▶ MATERIALS PROVIDED:
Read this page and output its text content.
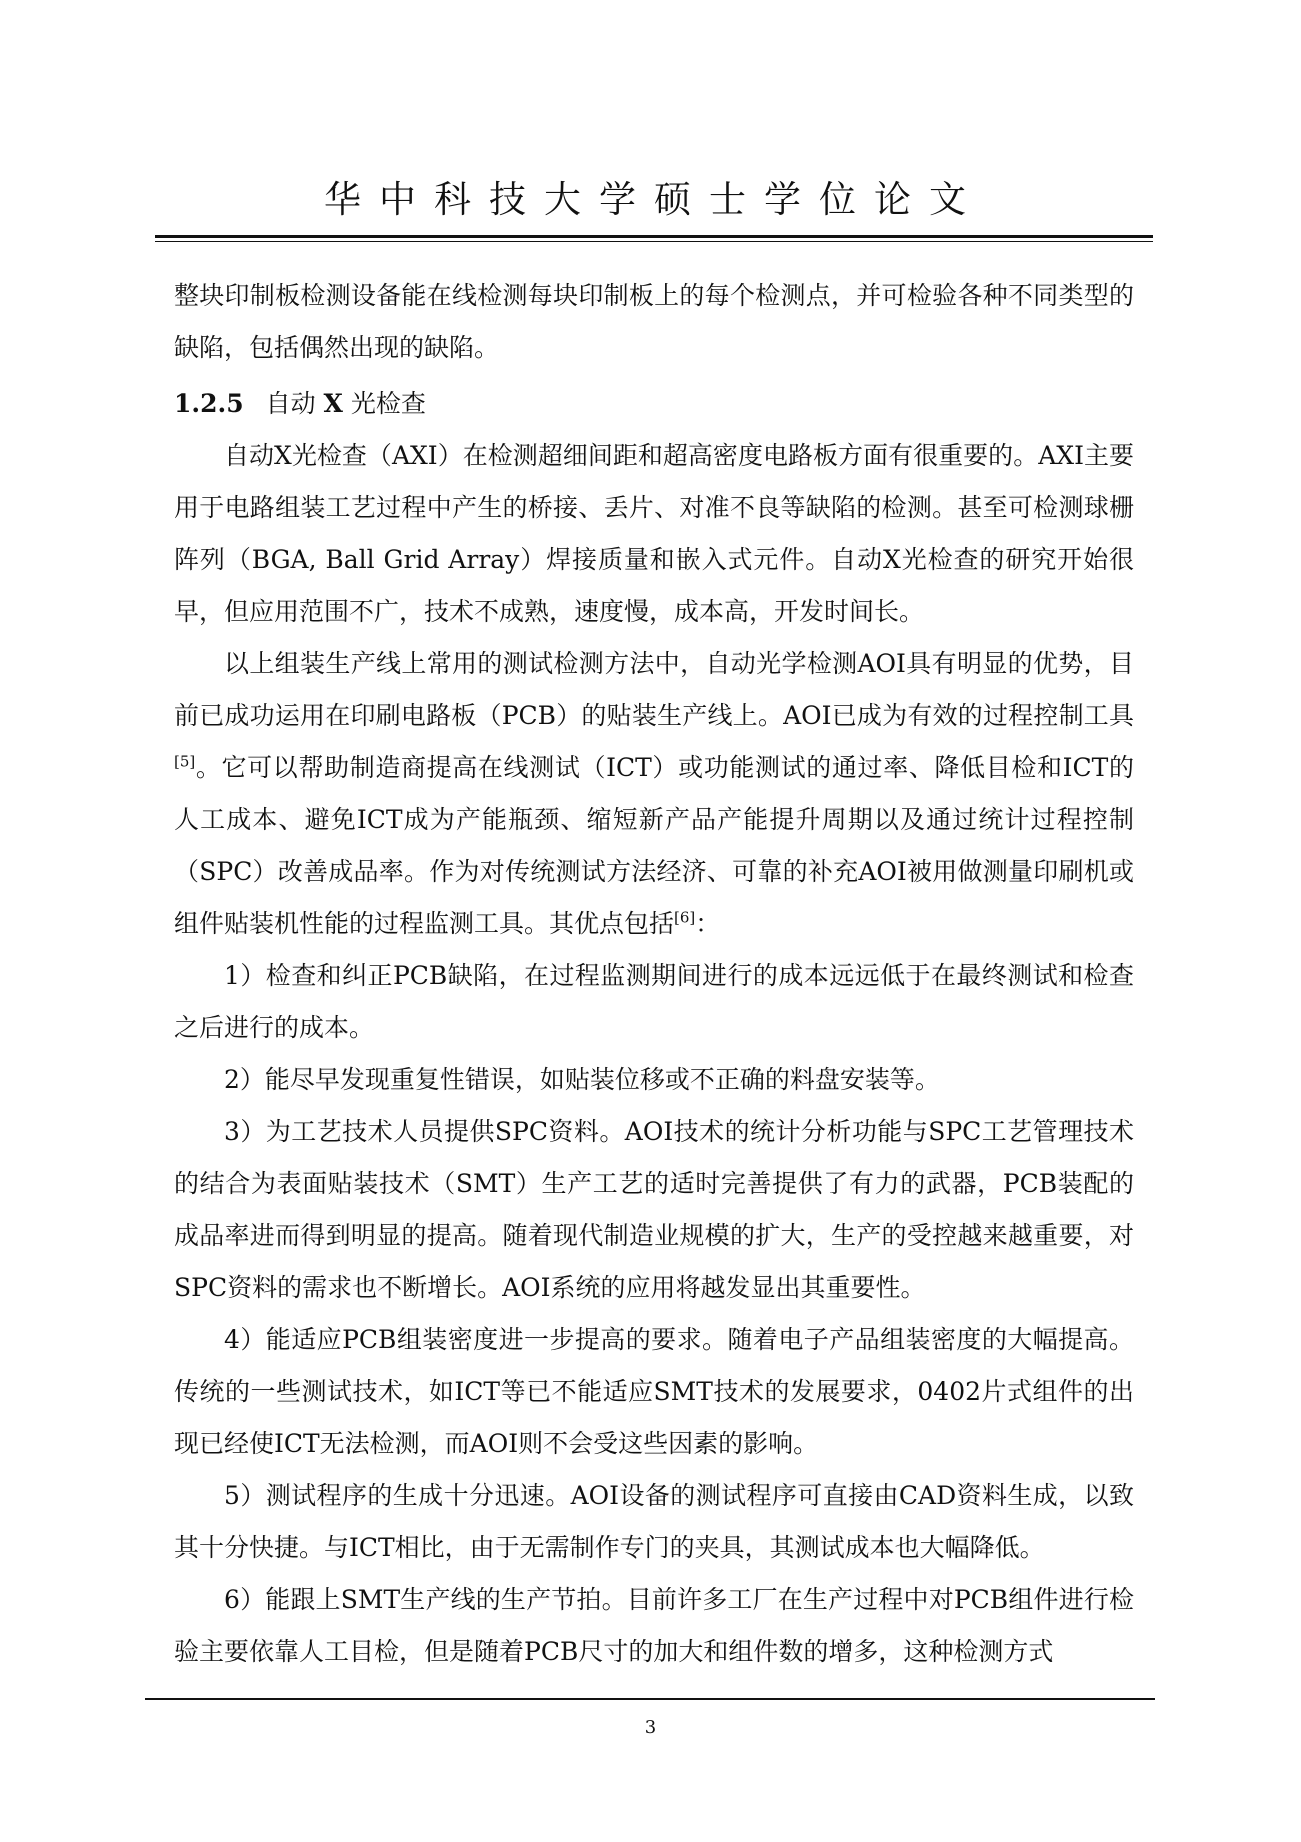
华中科技大学硕士学位论文

整块印制板检测设备能在线检测每块印制板上的每个检测点，并可检验各种不同类型的缺陷，包括偶然出现的缺陷。

1.2.5 自动 X 光检查

自动X光检查（AXI）在检测超细间距和超高密度电路板方面有很重要的。AXI主要用于电路组装工艺过程中产生的桥接、丢片、对准不良等缺陷的检测。甚至可检测球栅阵列（BGA, Ball Grid Array）焊接质量和嵌入式元件。自动X光检查的研究开始很早，但应用范围不广，技术不成熟，速度慢，成本高，开发时间长。

以上组装生产线上常用的测试检测方法中，自动光学检测AOI具有明显的优势，目前已成功运用在印刷电路板（PCB）的贴装生产线上。AOI已成为有效的过程控制工具[5]。它可以帮助制造商提高在线测试（ICT）或功能测试的通过率、降低目检和ICT的人工成本、避免ICT成为产能瓶颈、缩短新产品产能提升周期以及通过统计过程控制（SPC）改善成品率。作为对传统测试方法经济、可靠的补充AOI被用做测量印刷机或组件贴装机性能的过程监测工具。其优点包括[6]：

1）检查和纠正PCB缺陷，在过程监测期间进行的成本远远低于在最终测试和检查之后进行的成本。

2）能尽早发现重复性错误，如贴装位移或不正确的料盘安装等。

3）为工艺技术人员提供SPC资料。AOI技术的统计分析功能与SPC工艺管理技术的结合为表面贴装技术（SMT）生产工艺的适时完善提供了有力的武器，PCB装配的成品率进而得到明显的提高。随着现代制造业规模的扩大，生产的受控越来越重要，对SPC资料的需求也不断增长。AOI系统的应用将越发显出其重要性。

4）能适应PCB组装密度进一步提高的要求。随着电子产品组装密度的大幅提高。传统的一些测试技术，如ICT等已不能适应SMT技术的发展要求，0402片式组件的出现已经使ICT无法检测，而AOI则不会受这些因素的影响。

5）测试程序的生成十分迅速。AOI设备的测试程序可直接由CAD资料生成，以致其十分快捷。与ICT相比，由于无需制作专门的夹具，其测试成本也大幅降低。

6）能跟上SMT生产线的生产节拍。目前许多工厂在生产过程中对PCB组件进行检验主要依靠人工目检，但是随着PCB尺寸的加大和组件数的增多，这种检测方式

3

▶ WHAT THIS TASK INVOLVES: Print each line of the material above exactly, with the pictures removed from your copy.

▶ WORKED SOLUTION:
Read this page and output its text content.
华中科技大学硕士学位论文

整块印制板检测设备能在线检测每块印制板上的每个检测点，并可检验各种不同类型的缺陷，包括偶然出现的缺陷。

1.2.5 自动 X 光检查

自动X光检查（AXI）在检测超细间距和超高密度电路板方面有很重要的。AXI主要用于电路组装工艺过程中产生的桥接、丢片、对准不良等缺陷的检测。甚至可检测球栅阵列（BGA, Ball Grid Array）焊接质量和嵌入式元件。自动X光检查的研究开始很早，但应用范围不广，技术不成熟，速度慢，成本高，开发时间长。

以上组装生产线上常用的测试检测方法中，自动光学检测AOI具有明显的优势，目前已成功运用在印刷电路板（PCB）的贴装生产线上。AOI已成为有效的过程控制工具[5]。它可以帮助制造商提高在线测试（ICT）或功能测试的通过率、降低目检和ICT的人工成本、避免ICT成为产能瓶颈、缩短新产品产能提升周期以及通过统计过程控制（SPC）改善成品率。作为对传统测试方法经济、可靠的补充AOI被用做测量印刷机或组件贴装机性能的过程监测工具。其优点包括[6]：

1）检查和纠正PCB缺陷，在过程监测期间进行的成本远远低于在最终测试和检查之后进行的成本。

2）能尽早发现重复性错误，如贴装位移或不正确的料盘安装等。

3）为工艺技术人员提供SPC资料。AOI技术的统计分析功能与SPC工艺管理技术的结合为表面贴装技术（SMT）生产工艺的适时完善提供了有力的武器，PCB装配的成品率进而得到明显的提高。随着现代制造业规模的扩大，生产的受控越来越重要，对SPC资料的需求也不断增长。AOI系统的应用将越发显出其重要性。

4）能适应PCB组装密度进一步提高的要求。随着电子产品组装密度的大幅提高。传统的一些测试技术，如ICT等已不能适应SMT技术的发展要求，0402片式组件的出现已经使ICT无法检测，而AOI则不会受这些因素的影响。

5）测试程序的生成十分迅速。AOI设备的测试程序可直接由CAD资料生成，以致其十分快捷。与ICT相比，由于无需制作专门的夹具，其测试成本也大幅降低。

6）能跟上SMT生产线的生产节拍。目前许多工厂在生产过程中对PCB组件进行检验主要依靠人工目检，但是随着PCB尺寸的加大和组件数的增多，这种检测方式

3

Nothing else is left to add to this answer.